__Supplied records__:
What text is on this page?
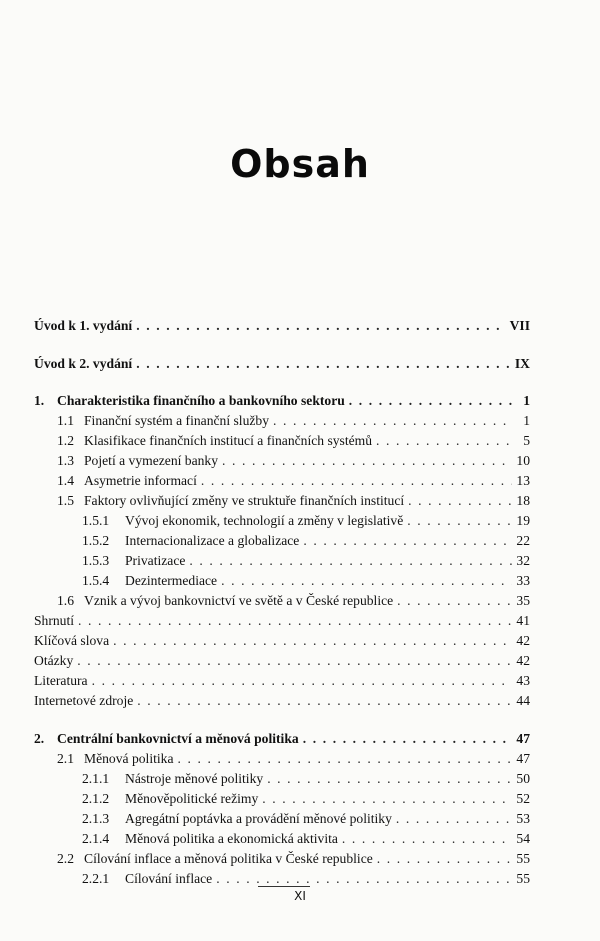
Obsah
Úvod k 1. vydání . . .	VII
Úvod k 2. vydání . . .	IX
1. Charakteristika finančního a bankovního sektoru . . .	1
1.1 Finanční systém a finanční služby . . .	1
1.2 Klasifikace finančních institucí a finančních systémů . . .	5
1.3 Pojetí a vymezení banky . . .	10
1.4 Asymetrie informací . . .	13
1.5 Faktory ovlivňující změny ve struktuře finančních institucí . . .	18
1.5.1 Vývoj ekonomik, technologií a změny v legislativě . . .	19
1.5.2 Internacionalizace a globalizace . . .	22
1.5.3 Privatizace . . .	32
1.5.4 Dezintermediace . . .	33
1.6 Vznik a vývoj bankovnictví ve světě a v České republice . . .	35
Shrnutí . . .	41
Klíčová slova . . .	42
Otázky . . .	42
Literatura . . .	43
Internetové zdroje . . .	44
2. Centrální bankovnictví a měnová politika . . .	47
2.1 Měnová politika . . .	47
2.1.1 Nástroje měnové politiky . . .	50
2.1.2 Měnověpolitické režimy . . .	52
2.1.3 Agregátní poptávka a provádění měnové politiky . . .	53
2.1.4 Měnová politika a ekonomická aktivita . . .	54
2.2 Cílování inflace a měnová politika v České republice . . .	55
2.2.1 Cílování inflace . . .	55
XI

__Stated problem__: Omit any images, then output the listing exactly.

__Final result__:
What text is on this page?
Obsah
Úvod k 1. vydání . . .	VII
Úvod k 2. vydání . . .	IX
1. Charakteristika finančního a bankovního sektoru . . .	1
1.1 Finanční systém a finanční služby . . .	1
1.2 Klasifikace finančních institucí a finančních systémů . . .	5
1.3 Pojetí a vymezení banky . . .	10
1.4 Asymetrie informací . . .	13
1.5 Faktory ovlivňující změny ve struktuře finančních institucí . . .	18
1.5.1 Vývoj ekonomik, technologií a změny v legislativě . . .	19
1.5.2 Internacionalizace a globalizace . . .	22
1.5.3 Privatizace . . .	32
1.5.4 Dezintermediace . . .	33
1.6 Vznik a vývoj bankovnictví ve světě a v České republice . . .	35
Shrnutí . . .	41
Klíčová slova . . .	42
Otázky . . .	42
Literatura . . .	43
Internetové zdroje . . .	44
2. Centrální bankovnictví a měnová politika . . .	47
2.1 Měnová politika . . .	47
2.1.1 Nástroje měnové politiky . . .	50
2.1.2 Měnověpolitické režimy . . .	52
2.1.3 Agregátní poptávka a provádění měnové politiky . . .	53
2.1.4 Měnová politika a ekonomická aktivita . . .	54
2.2 Cílování inflace a měnová politika v České republice . . .	55
2.2.1 Cílování inflace . . .	55
XI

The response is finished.